### TASK DIRECTIONS
Reproduce all of the material exactly as shown.
▼
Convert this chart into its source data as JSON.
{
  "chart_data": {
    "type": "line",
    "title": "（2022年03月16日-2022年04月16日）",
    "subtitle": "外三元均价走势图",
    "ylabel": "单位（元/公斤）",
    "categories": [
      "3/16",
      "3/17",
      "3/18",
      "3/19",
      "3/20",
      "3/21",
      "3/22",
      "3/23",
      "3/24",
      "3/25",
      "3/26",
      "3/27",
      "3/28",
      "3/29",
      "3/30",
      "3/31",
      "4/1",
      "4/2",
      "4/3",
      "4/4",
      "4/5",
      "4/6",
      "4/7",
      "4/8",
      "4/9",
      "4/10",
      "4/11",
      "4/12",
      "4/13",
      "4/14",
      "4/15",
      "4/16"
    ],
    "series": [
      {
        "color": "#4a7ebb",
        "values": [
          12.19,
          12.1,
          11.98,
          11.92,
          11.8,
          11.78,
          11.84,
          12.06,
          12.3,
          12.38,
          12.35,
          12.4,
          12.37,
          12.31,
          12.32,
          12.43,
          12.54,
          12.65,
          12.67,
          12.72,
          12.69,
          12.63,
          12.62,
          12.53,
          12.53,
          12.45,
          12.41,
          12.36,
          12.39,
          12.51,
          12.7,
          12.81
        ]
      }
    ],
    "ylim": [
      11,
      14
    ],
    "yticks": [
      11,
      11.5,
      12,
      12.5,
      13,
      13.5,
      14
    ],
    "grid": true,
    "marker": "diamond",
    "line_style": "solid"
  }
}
▲
### REPLY
Convert this chart into its source data as JSON.
{
  "chart_data": {
    "type": "line",
    "title": "（2022年03月16日-2022年04月16日）",
    "subtitle": "外三元均价走势图",
    "ylabel": "单位（元/公斤）",
    "categories": [
      "3/16",
      "3/17",
      "3/18",
      "3/19",
      "3/20",
      "3/21",
      "3/22",
      "3/23",
      "3/24",
      "3/25",
      "3/26",
      "3/27",
      "3/28",
      "3/29",
      "3/30",
      "3/31",
      "4/1",
      "4/2",
      "4/3",
      "4/4",
      "4/5",
      "4/6",
      "4/7",
      "4/8",
      "4/9",
      "4/10",
      "4/11",
      "4/12",
      "4/13",
      "4/14",
      "4/15",
      "4/16"
    ],
    "series": [
      {
        "color": "#4a7ebb",
        "values": [
          12.19,
          12.1,
          11.98,
          11.92,
          11.8,
          11.78,
          11.84,
          12.06,
          12.3,
          12.38,
          12.35,
          12.4,
          12.37,
          12.31,
          12.32,
          12.43,
          12.54,
          12.65,
          12.67,
          12.72,
          12.69,
          12.63,
          12.62,
          12.53,
          12.53,
          12.45,
          12.41,
          12.36,
          12.39,
          12.51,
          12.7,
          12.81
        ]
      }
    ],
    "ylim": [
      11,
      14
    ],
    "yticks": [
      11,
      11.5,
      12,
      12.5,
      13,
      13.5,
      14
    ],
    "grid": true,
    "marker": "diamond",
    "line_style": "solid"
  }
}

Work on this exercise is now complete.